Problem statement
Repeat the listing that follows, character for character, minus the pictures.

Supplied records
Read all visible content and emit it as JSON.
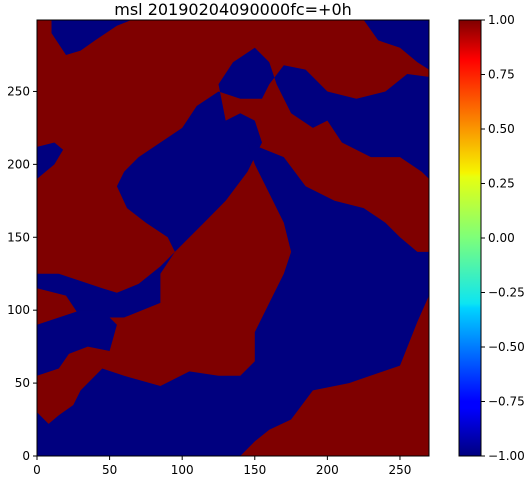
{
  "chart_data": {
    "type": "heatmap",
    "title": "msl 20190204090000fc=+0h",
    "xlabel": "",
    "ylabel": "",
    "xlim": [
      0,
      270
    ],
    "ylim": [
      0,
      299
    ],
    "x_ticks": [
      0,
      50,
      100,
      150,
      200,
      250
    ],
    "x_tick_labels": [
      "0",
      "50",
      "100",
      "150",
      "200",
      "250"
    ],
    "y_ticks": [
      0,
      50,
      100,
      150,
      200,
      250
    ],
    "y_tick_labels": [
      "0",
      "50",
      "100",
      "150",
      "200",
      "250"
    ],
    "colormap": "jet",
    "value_range": [
      -1.0,
      1.0
    ],
    "colorbar_ticks": [
      1.0,
      0.75,
      0.5,
      0.25,
      0.0,
      -0.25,
      -0.5,
      -0.75,
      -1.0
    ],
    "colorbar_tick_labels": [
      "1.00",
      "0.75",
      "0.50",
      "0.25",
      "0.00",
      "−0.25",
      "−0.50",
      "−0.75",
      "−1.00"
    ],
    "regions": [
      {
        "value": 1.0,
        "color": "#7f0000",
        "description": "high (1.00) background field"
      },
      {
        "value": -1.0,
        "color": "#00007f",
        "description": "low (-1.00) areas"
      }
    ],
    "low_value_polygons": [
      [
        [
          0,
          115
        ],
        [
          20,
          110
        ],
        [
          30,
          95
        ],
        [
          60,
          95
        ],
        [
          85,
          105
        ],
        [
          85,
          125
        ],
        [
          95,
          140
        ],
        [
          115,
          160
        ],
        [
          130,
          175
        ],
        [
          145,
          195
        ],
        [
          155,
          215
        ],
        [
          150,
          230
        ],
        [
          140,
          235
        ],
        [
          130,
          230
        ],
        [
          125,
          255
        ],
        [
          135,
          270
        ],
        [
          150,
          280
        ],
        [
          160,
          270
        ],
        [
          165,
          255
        ],
        [
          175,
          235
        ],
        [
          190,
          225
        ],
        [
          200,
          230
        ],
        [
          210,
          215
        ],
        [
          230,
          205
        ],
        [
          250,
          205
        ],
        [
          265,
          195
        ],
        [
          270,
          190
        ],
        [
          270,
          260
        ],
        [
          255,
          262
        ],
        [
          240,
          250
        ],
        [
          220,
          245
        ],
        [
          200,
          250
        ],
        [
          185,
          265
        ],
        [
          170,
          268
        ],
        [
          160,
          255
        ],
        [
          155,
          245
        ],
        [
          140,
          245
        ],
        [
          125,
          250
        ],
        [
          110,
          240
        ],
        [
          100,
          225
        ],
        [
          85,
          215
        ],
        [
          70,
          205
        ],
        [
          60,
          195
        ],
        [
          55,
          185
        ],
        [
          62,
          170
        ],
        [
          75,
          160
        ],
        [
          90,
          150
        ],
        [
          95,
          140
        ],
        [
          85,
          130
        ],
        [
          70,
          118
        ],
        [
          55,
          112
        ],
        [
          45,
          115
        ],
        [
          30,
          120
        ],
        [
          15,
          125
        ],
        [
          0,
          125
        ]
      ],
      [
        [
          145,
          215
        ],
        [
          170,
          205
        ],
        [
          185,
          185
        ],
        [
          205,
          175
        ],
        [
          225,
          170
        ],
        [
          240,
          160
        ],
        [
          250,
          150
        ],
        [
          262,
          140
        ],
        [
          270,
          140
        ],
        [
          270,
          110
        ],
        [
          262,
          92
        ],
        [
          250,
          62
        ],
        [
          215,
          50
        ],
        [
          190,
          45
        ],
        [
          175,
          25
        ],
        [
          160,
          18
        ],
        [
          150,
          10
        ],
        [
          140,
          0
        ],
        [
          0,
          0
        ],
        [
          0,
          30
        ],
        [
          8,
          22
        ],
        [
          15,
          28
        ],
        [
          25,
          35
        ],
        [
          30,
          45
        ],
        [
          45,
          60
        ],
        [
          60,
          55
        ],
        [
          85,
          48
        ],
        [
          105,
          58
        ],
        [
          125,
          55
        ],
        [
          140,
          55
        ],
        [
          150,
          65
        ],
        [
          150,
          85
        ],
        [
          160,
          105
        ],
        [
          170,
          125
        ],
        [
          175,
          140
        ],
        [
          170,
          160
        ],
        [
          160,
          180
        ],
        [
          150,
          200
        ]
      ],
      [
        [
          0,
          55
        ],
        [
          15,
          60
        ],
        [
          22,
          70
        ],
        [
          35,
          75
        ],
        [
          50,
          72
        ],
        [
          55,
          90
        ],
        [
          45,
          100
        ],
        [
          30,
          100
        ],
        [
          15,
          95
        ],
        [
          0,
          90
        ]
      ],
      [
        [
          0,
          190
        ],
        [
          12,
          200
        ],
        [
          18,
          210
        ],
        [
          12,
          215
        ],
        [
          0,
          212
        ]
      ],
      [
        [
          10,
          290
        ],
        [
          20,
          275
        ],
        [
          30,
          278
        ],
        [
          40,
          285
        ],
        [
          55,
          295
        ],
        [
          65,
          299
        ],
        [
          10,
          299
        ]
      ],
      [
        [
          225,
          299
        ],
        [
          235,
          285
        ],
        [
          250,
          280
        ],
        [
          262,
          270
        ],
        [
          270,
          265
        ],
        [
          270,
          299
        ]
      ]
    ]
  }
}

Complete response
Read all visible content and emit it as JSON.
{
  "chart_data": {
    "type": "heatmap",
    "title": "msl 20190204090000fc=+0h",
    "xlabel": "",
    "ylabel": "",
    "xlim": [
      0,
      270
    ],
    "ylim": [
      0,
      299
    ],
    "x_ticks": [
      0,
      50,
      100,
      150,
      200,
      250
    ],
    "x_tick_labels": [
      "0",
      "50",
      "100",
      "150",
      "200",
      "250"
    ],
    "y_ticks": [
      0,
      50,
      100,
      150,
      200,
      250
    ],
    "y_tick_labels": [
      "0",
      "50",
      "100",
      "150",
      "200",
      "250"
    ],
    "colormap": "jet",
    "value_range": [
      -1.0,
      1.0
    ],
    "colorbar_ticks": [
      1.0,
      0.75,
      0.5,
      0.25,
      0.0,
      -0.25,
      -0.5,
      -0.75,
      -1.0
    ],
    "colorbar_tick_labels": [
      "1.00",
      "0.75",
      "0.50",
      "0.25",
      "0.00",
      "−0.25",
      "−0.50",
      "−0.75",
      "−1.00"
    ],
    "regions": [
      {
        "value": 1.0,
        "color": "#7f0000",
        "description": "high (1.00) background field"
      },
      {
        "value": -1.0,
        "color": "#00007f",
        "description": "low (-1.00) areas"
      }
    ],
    "low_value_polygons": [
      [
        [
          0,
          115
        ],
        [
          20,
          110
        ],
        [
          30,
          95
        ],
        [
          60,
          95
        ],
        [
          85,
          105
        ],
        [
          85,
          125
        ],
        [
          95,
          140
        ],
        [
          115,
          160
        ],
        [
          130,
          175
        ],
        [
          145,
          195
        ],
        [
          155,
          215
        ],
        [
          150,
          230
        ],
        [
          140,
          235
        ],
        [
          130,
          230
        ],
        [
          125,
          255
        ],
        [
          135,
          270
        ],
        [
          150,
          280
        ],
        [
          160,
          270
        ],
        [
          165,
          255
        ],
        [
          175,
          235
        ],
        [
          190,
          225
        ],
        [
          200,
          230
        ],
        [
          210,
          215
        ],
        [
          230,
          205
        ],
        [
          250,
          205
        ],
        [
          265,
          195
        ],
        [
          270,
          190
        ],
        [
          270,
          260
        ],
        [
          255,
          262
        ],
        [
          240,
          250
        ],
        [
          220,
          245
        ],
        [
          200,
          250
        ],
        [
          185,
          265
        ],
        [
          170,
          268
        ],
        [
          160,
          255
        ],
        [
          155,
          245
        ],
        [
          140,
          245
        ],
        [
          125,
          250
        ],
        [
          110,
          240
        ],
        [
          100,
          225
        ],
        [
          85,
          215
        ],
        [
          70,
          205
        ],
        [
          60,
          195
        ],
        [
          55,
          185
        ],
        [
          62,
          170
        ],
        [
          75,
          160
        ],
        [
          90,
          150
        ],
        [
          95,
          140
        ],
        [
          85,
          130
        ],
        [
          70,
          118
        ],
        [
          55,
          112
        ],
        [
          45,
          115
        ],
        [
          30,
          120
        ],
        [
          15,
          125
        ],
        [
          0,
          125
        ]
      ],
      [
        [
          145,
          215
        ],
        [
          170,
          205
        ],
        [
          185,
          185
        ],
        [
          205,
          175
        ],
        [
          225,
          170
        ],
        [
          240,
          160
        ],
        [
          250,
          150
        ],
        [
          262,
          140
        ],
        [
          270,
          140
        ],
        [
          270,
          110
        ],
        [
          262,
          92
        ],
        [
          250,
          62
        ],
        [
          215,
          50
        ],
        [
          190,
          45
        ],
        [
          175,
          25
        ],
        [
          160,
          18
        ],
        [
          150,
          10
        ],
        [
          140,
          0
        ],
        [
          0,
          0
        ],
        [
          0,
          30
        ],
        [
          8,
          22
        ],
        [
          15,
          28
        ],
        [
          25,
          35
        ],
        [
          30,
          45
        ],
        [
          45,
          60
        ],
        [
          60,
          55
        ],
        [
          85,
          48
        ],
        [
          105,
          58
        ],
        [
          125,
          55
        ],
        [
          140,
          55
        ],
        [
          150,
          65
        ],
        [
          150,
          85
        ],
        [
          160,
          105
        ],
        [
          170,
          125
        ],
        [
          175,
          140
        ],
        [
          170,
          160
        ],
        [
          160,
          180
        ],
        [
          150,
          200
        ]
      ],
      [
        [
          0,
          55
        ],
        [
          15,
          60
        ],
        [
          22,
          70
        ],
        [
          35,
          75
        ],
        [
          50,
          72
        ],
        [
          55,
          90
        ],
        [
          45,
          100
        ],
        [
          30,
          100
        ],
        [
          15,
          95
        ],
        [
          0,
          90
        ]
      ],
      [
        [
          0,
          190
        ],
        [
          12,
          200
        ],
        [
          18,
          210
        ],
        [
          12,
          215
        ],
        [
          0,
          212
        ]
      ],
      [
        [
          10,
          290
        ],
        [
          20,
          275
        ],
        [
          30,
          278
        ],
        [
          40,
          285
        ],
        [
          55,
          295
        ],
        [
          65,
          299
        ],
        [
          10,
          299
        ]
      ],
      [
        [
          225,
          299
        ],
        [
          235,
          285
        ],
        [
          250,
          280
        ],
        [
          262,
          270
        ],
        [
          270,
          265
        ],
        [
          270,
          299
        ]
      ]
    ]
  }
}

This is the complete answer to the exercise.